* Information shown:
════════

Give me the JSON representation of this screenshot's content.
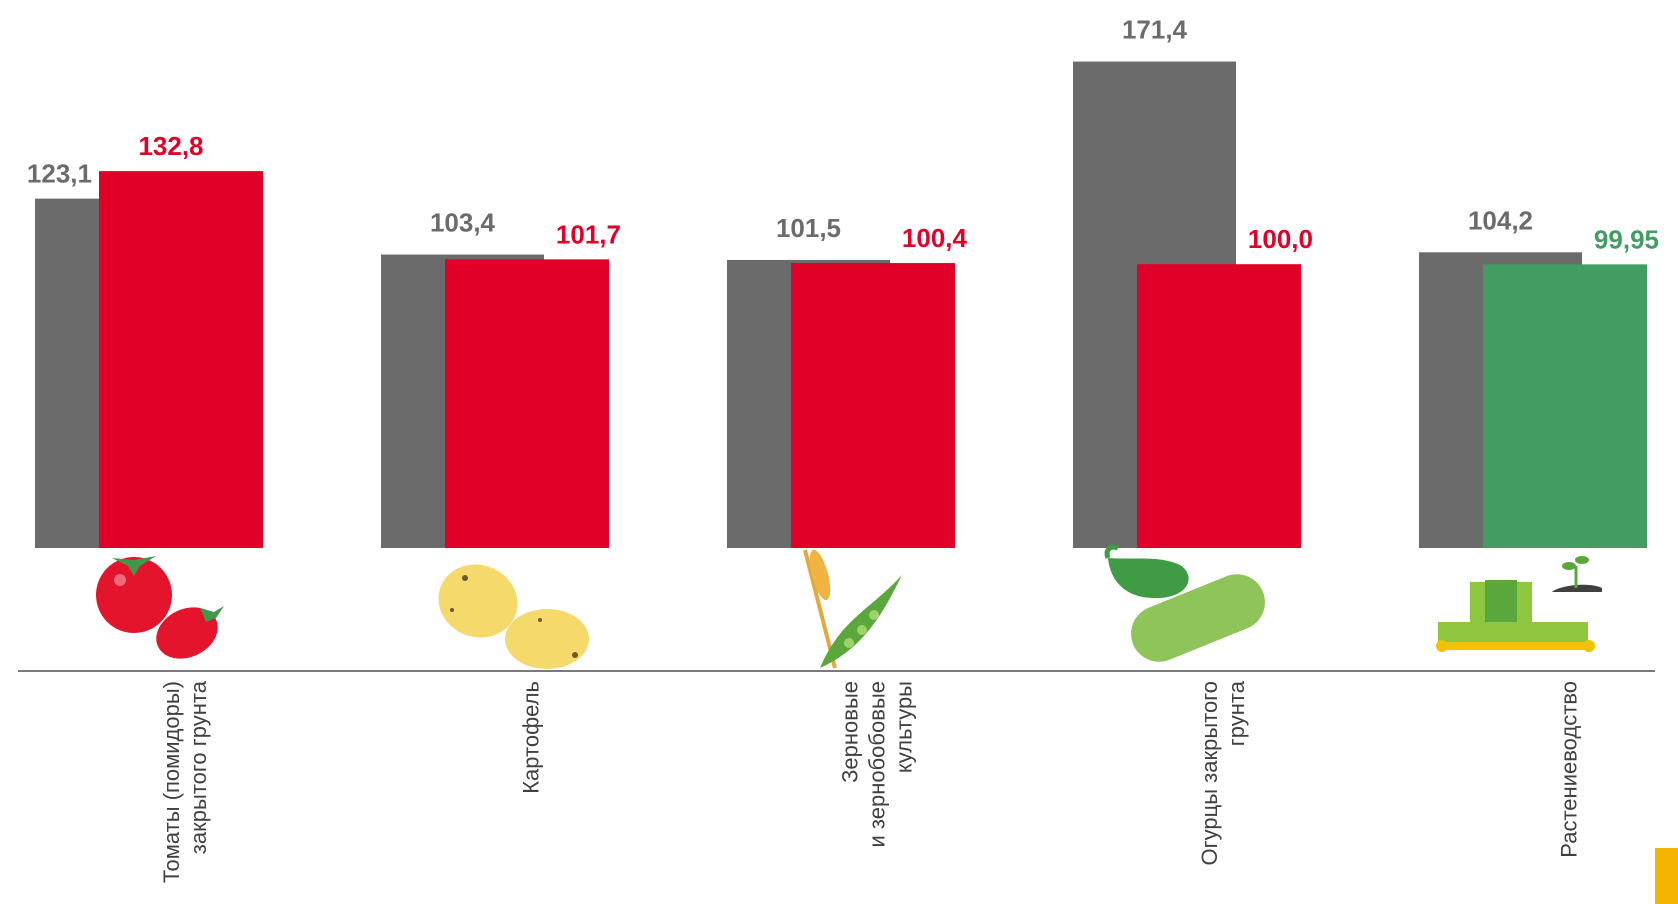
{
  "colors": {
    "gray": "#6b6b6b",
    "red": "#e00028",
    "green": "#439c62",
    "axis": "#7a7a7a",
    "accent": "#f5b400"
  },
  "chart_data": {
    "type": "bar",
    "title": "",
    "xlabel": "",
    "ylabel": "",
    "ylim": [
      0,
      180
    ],
    "categories": [
      [
        "Томаты (помидоры)",
        "закрытого  грунта"
      ],
      [
        "Картофель"
      ],
      [
        "Зерновые",
        "и зернобобовые",
        "культуры"
      ],
      [
        "Огурцы  закрытого",
        "грунта"
      ],
      [
        "Растениеводство"
      ]
    ],
    "series": [
      {
        "values": [
          123.1,
          103.4,
          101.5,
          171.4,
          104.2
        ],
        "labels": [
          "123,1",
          "103,4",
          "101,5",
          "171,4",
          "104,2"
        ]
      },
      {
        "values": [
          132.8,
          101.7,
          100.4,
          100.0,
          99.95
        ],
        "labels": [
          "132,8",
          "101,7",
          "100,4",
          "100,0",
          "99,95"
        ],
        "colors": [
          "red",
          "red",
          "red",
          "red",
          "green"
        ]
      }
    ],
    "icons": [
      "tomato-icon",
      "potato-icon",
      "grain-pea-icon",
      "cucumber-icon",
      "harvester-icon"
    ]
  }
}
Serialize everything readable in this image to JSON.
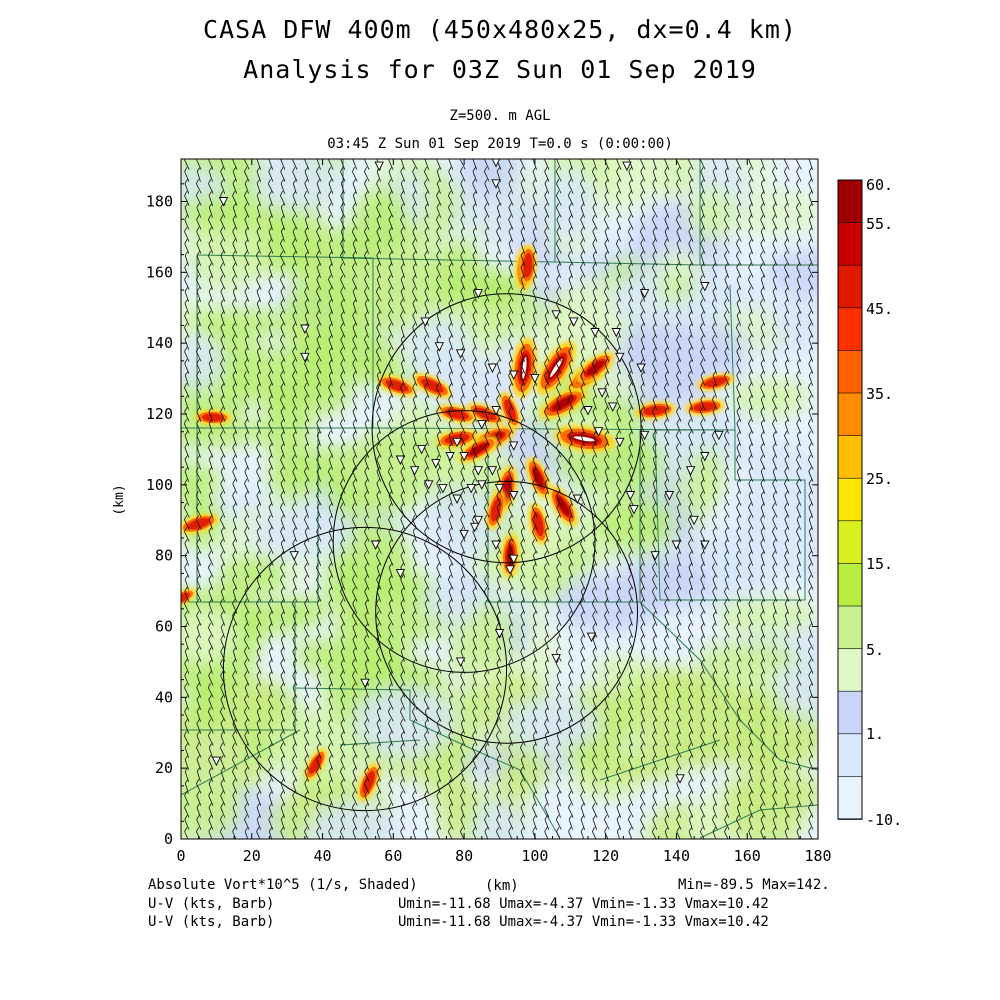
{
  "header": {
    "title_line1": "CASA DFW 400m (450x480x25, dx=0.4 km)",
    "title_line2": "Analysis for 03Z Sun 01 Sep 2019",
    "level": "Z=500. m AGL",
    "valid": "03:45 Z Sun 01 Sep 2019   T=0.0 s (0:00:00)"
  },
  "footer": {
    "field1": "Absolute Vort*10^5 (1/s, Shaded)",
    "field2": "U-V (kts, Barb)",
    "field3": "U-V (kts, Barb)",
    "stats1": "Min=-89.5 Max=142.",
    "stats2": "Umin=-11.68 Umax=-4.37 Vmin=-1.33 Vmax=10.42",
    "stats3": "Umin=-11.68 Umax=-4.37 Vmin=-1.33 Vmax=10.42"
  },
  "chart_data": {
    "type": "heatmap",
    "title": "Analysis for 03Z Sun 01 Sep 2019",
    "xlabel": "(km)",
    "ylabel": "(km)",
    "xlim": [
      0,
      180
    ],
    "ylim": [
      0,
      192
    ],
    "x_ticks": [
      "0",
      "20",
      "40",
      "60",
      "80",
      "100",
      "120",
      "140",
      "160",
      "180"
    ],
    "y_ticks": [
      "0",
      "20",
      "40",
      "60",
      "80",
      "100",
      "120",
      "140",
      "160",
      "180"
    ],
    "colorbar_labels": [
      "60.",
      "55.",
      "45.",
      "35.",
      "25.",
      "15.",
      "5.",
      "1.",
      "-10."
    ],
    "colorbar_colors": [
      "#a00000",
      "#c80000",
      "#e01800",
      "#ff3000",
      "#ff6000",
      "#ff8c00",
      "#ffbe00",
      "#ffe600",
      "#d8f020",
      "#b8ee40",
      "#c8f090",
      "#e0f8c8",
      "#c8d4f8",
      "#d8e8fc",
      "#e8f4fe"
    ],
    "field_stats": {
      "min": -89.5,
      "max": 142.0
    },
    "wind_stats": {
      "umin": -11.68,
      "umax": -4.37,
      "vmin": -1.33,
      "vmax": 10.42
    },
    "radar_range_rings_km": [
      {
        "cx": 92,
        "cy": 116,
        "r": 38
      },
      {
        "cx": 80,
        "cy": 84,
        "r": 37
      },
      {
        "cx": 92,
        "cy": 64,
        "r": 37
      },
      {
        "cx": 52,
        "cy": 48,
        "r": 40
      }
    ],
    "stations_km": [
      [
        12,
        180
      ],
      [
        56,
        190
      ],
      [
        89,
        191
      ],
      [
        89,
        185
      ],
      [
        126,
        190
      ],
      [
        84,
        154
      ],
      [
        131,
        154
      ],
      [
        148,
        156
      ],
      [
        35,
        144
      ],
      [
        35,
        136
      ],
      [
        69,
        146
      ],
      [
        73,
        139
      ],
      [
        79,
        137
      ],
      [
        88,
        133
      ],
      [
        94,
        131
      ],
      [
        100,
        130
      ],
      [
        106,
        148
      ],
      [
        111,
        146
      ],
      [
        117,
        143
      ],
      [
        123,
        143
      ],
      [
        124,
        136
      ],
      [
        130,
        133
      ],
      [
        119,
        126
      ],
      [
        122,
        122
      ],
      [
        115,
        121
      ],
      [
        118,
        115
      ],
      [
        124,
        112
      ],
      [
        131,
        114
      ],
      [
        152,
        114
      ],
      [
        78,
        112
      ],
      [
        85,
        117
      ],
      [
        89,
        121
      ],
      [
        94,
        111
      ],
      [
        68,
        110
      ],
      [
        72,
        106
      ],
      [
        76,
        108
      ],
      [
        80,
        108
      ],
      [
        84,
        104
      ],
      [
        62,
        107
      ],
      [
        66,
        104
      ],
      [
        70,
        100
      ],
      [
        74,
        99
      ],
      [
        78,
        96
      ],
      [
        82,
        99
      ],
      [
        85,
        100
      ],
      [
        88,
        104
      ],
      [
        90,
        99
      ],
      [
        94,
        97
      ],
      [
        112,
        96
      ],
      [
        127,
        97
      ],
      [
        128,
        93
      ],
      [
        138,
        97
      ],
      [
        145,
        90
      ],
      [
        148,
        83
      ],
      [
        84,
        90
      ],
      [
        83,
        88
      ],
      [
        80,
        86
      ],
      [
        89,
        83
      ],
      [
        94,
        79
      ],
      [
        93,
        76
      ],
      [
        55,
        83
      ],
      [
        62,
        75
      ],
      [
        32,
        80
      ],
      [
        90,
        58
      ],
      [
        116,
        57
      ],
      [
        106,
        51
      ],
      [
        79,
        50
      ],
      [
        52,
        44
      ],
      [
        10,
        22
      ],
      [
        141,
        17
      ],
      [
        144,
        104
      ],
      [
        148,
        108
      ],
      [
        140,
        83
      ],
      [
        134,
        80
      ]
    ],
    "vorticity_maxima_km": [
      [
        97,
        133,
        142
      ],
      [
        106,
        133,
        120
      ],
      [
        114,
        113,
        110
      ],
      [
        108,
        123,
        80
      ],
      [
        115,
        131,
        70
      ],
      [
        117,
        133,
        60
      ],
      [
        88,
        113,
        70
      ],
      [
        84,
        110,
        55
      ],
      [
        78,
        113,
        50
      ],
      [
        92,
        99,
        60
      ],
      [
        101,
        102,
        55
      ],
      [
        108,
        94,
        60
      ],
      [
        93,
        80,
        55
      ],
      [
        89,
        93,
        45
      ],
      [
        101,
        89,
        50
      ],
      [
        97,
        161,
        55
      ],
      [
        98,
        162,
        45
      ],
      [
        61,
        128,
        45
      ],
      [
        71,
        128,
        50
      ],
      [
        78,
        120,
        45
      ],
      [
        86,
        120,
        40
      ],
      [
        93,
        121,
        40
      ],
      [
        134,
        121,
        45
      ],
      [
        148,
        122,
        40
      ],
      [
        151,
        129,
        35
      ],
      [
        5,
        89,
        45
      ],
      [
        9,
        119,
        30
      ],
      [
        53,
        16,
        45
      ],
      [
        38,
        21,
        30
      ],
      [
        0,
        68,
        20
      ]
    ]
  }
}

════════

* Task requirements: Reproduce each line of the records exactly, and omit every picture.

* Solution for this problem:
Give me the JSON representation of this screenshot's content.
{
  "colors": {
    "gray": "#6b6b6b",
    "red": "#e00028",
    "green": "#439c62",
    "axis": "#7a7a7a",
    "accent": "#f5b400"
  },
  "chart_data": {
    "type": "bar",
    "title": "",
    "xlabel": "",
    "ylabel": "",
    "ylim": [
      0,
      180
    ],
    "categories": [
      [
        "Томаты (помидоры)",
        "закрытого  грунта"
      ],
      [
        "Картофель"
      ],
      [
        "Зерновые",
        "и зернобобовые",
        "культуры"
      ],
      [
        "Огурцы  закрытого",
        "грунта"
      ],
      [
        "Растениеводство"
      ]
    ],
    "series": [
      {
        "values": [
          123.1,
          103.4,
          101.5,
          171.4,
          104.2
        ],
        "labels": [
          "123,1",
          "103,4",
          "101,5",
          "171,4",
          "104,2"
        ]
      },
      {
        "values": [
          132.8,
          101.7,
          100.4,
          100.0,
          99.95
        ],
        "labels": [
          "132,8",
          "101,7",
          "100,4",
          "100,0",
          "99,95"
        ],
        "colors": [
          "red",
          "red",
          "red",
          "red",
          "green"
        ]
      }
    ],
    "icons": [
      "tomato-icon",
      "potato-icon",
      "grain-pea-icon",
      "cucumber-icon",
      "harvester-icon"
    ]
  }
}
Serialize everything readable in this image to JSON.
{
  "header": {
    "title_line1": "CASA DFW 400m (450x480x25, dx=0.4 km)",
    "title_line2": "Analysis for 03Z Sun 01 Sep 2019",
    "level": "Z=500. m AGL",
    "valid": "03:45 Z Sun 01 Sep 2019   T=0.0 s (0:00:00)"
  },
  "footer": {
    "field1": "Absolute Vort*10^5 (1/s, Shaded)",
    "field2": "U-V (kts, Barb)",
    "field3": "U-V (kts, Barb)",
    "stats1": "Min=-89.5 Max=142.",
    "stats2": "Umin=-11.68 Umax=-4.37 Vmin=-1.33 Vmax=10.42",
    "stats3": "Umin=-11.68 Umax=-4.37 Vmin=-1.33 Vmax=10.42"
  },
  "chart_data": {
    "type": "heatmap",
    "title": "Analysis for 03Z Sun 01 Sep 2019",
    "xlabel": "(km)",
    "ylabel": "(km)",
    "xlim": [
      0,
      180
    ],
    "ylim": [
      0,
      192
    ],
    "x_ticks": [
      "0",
      "20",
      "40",
      "60",
      "80",
      "100",
      "120",
      "140",
      "160",
      "180"
    ],
    "y_ticks": [
      "0",
      "20",
      "40",
      "60",
      "80",
      "100",
      "120",
      "140",
      "160",
      "180"
    ],
    "colorbar_labels": [
      "60.",
      "55.",
      "45.",
      "35.",
      "25.",
      "15.",
      "5.",
      "1.",
      "-10."
    ],
    "colorbar_colors": [
      "#a00000",
      "#c80000",
      "#e01800",
      "#ff3000",
      "#ff6000",
      "#ff8c00",
      "#ffbe00",
      "#ffe600",
      "#d8f020",
      "#b8ee40",
      "#c8f090",
      "#e0f8c8",
      "#c8d4f8",
      "#d8e8fc",
      "#e8f4fe"
    ],
    "field_stats": {
      "min": -89.5,
      "max": 142.0
    },
    "wind_stats": {
      "umin": -11.68,
      "umax": -4.37,
      "vmin": -1.33,
      "vmax": 10.42
    },
    "radar_range_rings_km": [
      {
        "cx": 92,
        "cy": 116,
        "r": 38
      },
      {
        "cx": 80,
        "cy": 84,
        "r": 37
      },
      {
        "cx": 92,
        "cy": 64,
        "r": 37
      },
      {
        "cx": 52,
        "cy": 48,
        "r": 40
      }
    ],
    "stations_km": [
      [
        12,
        180
      ],
      [
        56,
        190
      ],
      [
        89,
        191
      ],
      [
        89,
        185
      ],
      [
        126,
        190
      ],
      [
        84,
        154
      ],
      [
        131,
        154
      ],
      [
        148,
        156
      ],
      [
        35,
        144
      ],
      [
        35,
        136
      ],
      [
        69,
        146
      ],
      [
        73,
        139
      ],
      [
        79,
        137
      ],
      [
        88,
        133
      ],
      [
        94,
        131
      ],
      [
        100,
        130
      ],
      [
        106,
        148
      ],
      [
        111,
        146
      ],
      [
        117,
        143
      ],
      [
        123,
        143
      ],
      [
        124,
        136
      ],
      [
        130,
        133
      ],
      [
        119,
        126
      ],
      [
        122,
        122
      ],
      [
        115,
        121
      ],
      [
        118,
        115
      ],
      [
        124,
        112
      ],
      [
        131,
        114
      ],
      [
        152,
        114
      ],
      [
        78,
        112
      ],
      [
        85,
        117
      ],
      [
        89,
        121
      ],
      [
        94,
        111
      ],
      [
        68,
        110
      ],
      [
        72,
        106
      ],
      [
        76,
        108
      ],
      [
        80,
        108
      ],
      [
        84,
        104
      ],
      [
        62,
        107
      ],
      [
        66,
        104
      ],
      [
        70,
        100
      ],
      [
        74,
        99
      ],
      [
        78,
        96
      ],
      [
        82,
        99
      ],
      [
        85,
        100
      ],
      [
        88,
        104
      ],
      [
        90,
        99
      ],
      [
        94,
        97
      ],
      [
        112,
        96
      ],
      [
        127,
        97
      ],
      [
        128,
        93
      ],
      [
        138,
        97
      ],
      [
        145,
        90
      ],
      [
        148,
        83
      ],
      [
        84,
        90
      ],
      [
        83,
        88
      ],
      [
        80,
        86
      ],
      [
        89,
        83
      ],
      [
        94,
        79
      ],
      [
        93,
        76
      ],
      [
        55,
        83
      ],
      [
        62,
        75
      ],
      [
        32,
        80
      ],
      [
        90,
        58
      ],
      [
        116,
        57
      ],
      [
        106,
        51
      ],
      [
        79,
        50
      ],
      [
        52,
        44
      ],
      [
        10,
        22
      ],
      [
        141,
        17
      ],
      [
        144,
        104
      ],
      [
        148,
        108
      ],
      [
        140,
        83
      ],
      [
        134,
        80
      ]
    ],
    "vorticity_maxima_km": [
      [
        97,
        133,
        142
      ],
      [
        106,
        133,
        120
      ],
      [
        114,
        113,
        110
      ],
      [
        108,
        123,
        80
      ],
      [
        115,
        131,
        70
      ],
      [
        117,
        133,
        60
      ],
      [
        88,
        113,
        70
      ],
      [
        84,
        110,
        55
      ],
      [
        78,
        113,
        50
      ],
      [
        92,
        99,
        60
      ],
      [
        101,
        102,
        55
      ],
      [
        108,
        94,
        60
      ],
      [
        93,
        80,
        55
      ],
      [
        89,
        93,
        45
      ],
      [
        101,
        89,
        50
      ],
      [
        97,
        161,
        55
      ],
      [
        98,
        162,
        45
      ],
      [
        61,
        128,
        45
      ],
      [
        71,
        128,
        50
      ],
      [
        78,
        120,
        45
      ],
      [
        86,
        120,
        40
      ],
      [
        93,
        121,
        40
      ],
      [
        134,
        121,
        45
      ],
      [
        148,
        122,
        40
      ],
      [
        151,
        129,
        35
      ],
      [
        5,
        89,
        45
      ],
      [
        9,
        119,
        30
      ],
      [
        53,
        16,
        45
      ],
      [
        38,
        21,
        30
      ],
      [
        0,
        68,
        20
      ]
    ]
  }
}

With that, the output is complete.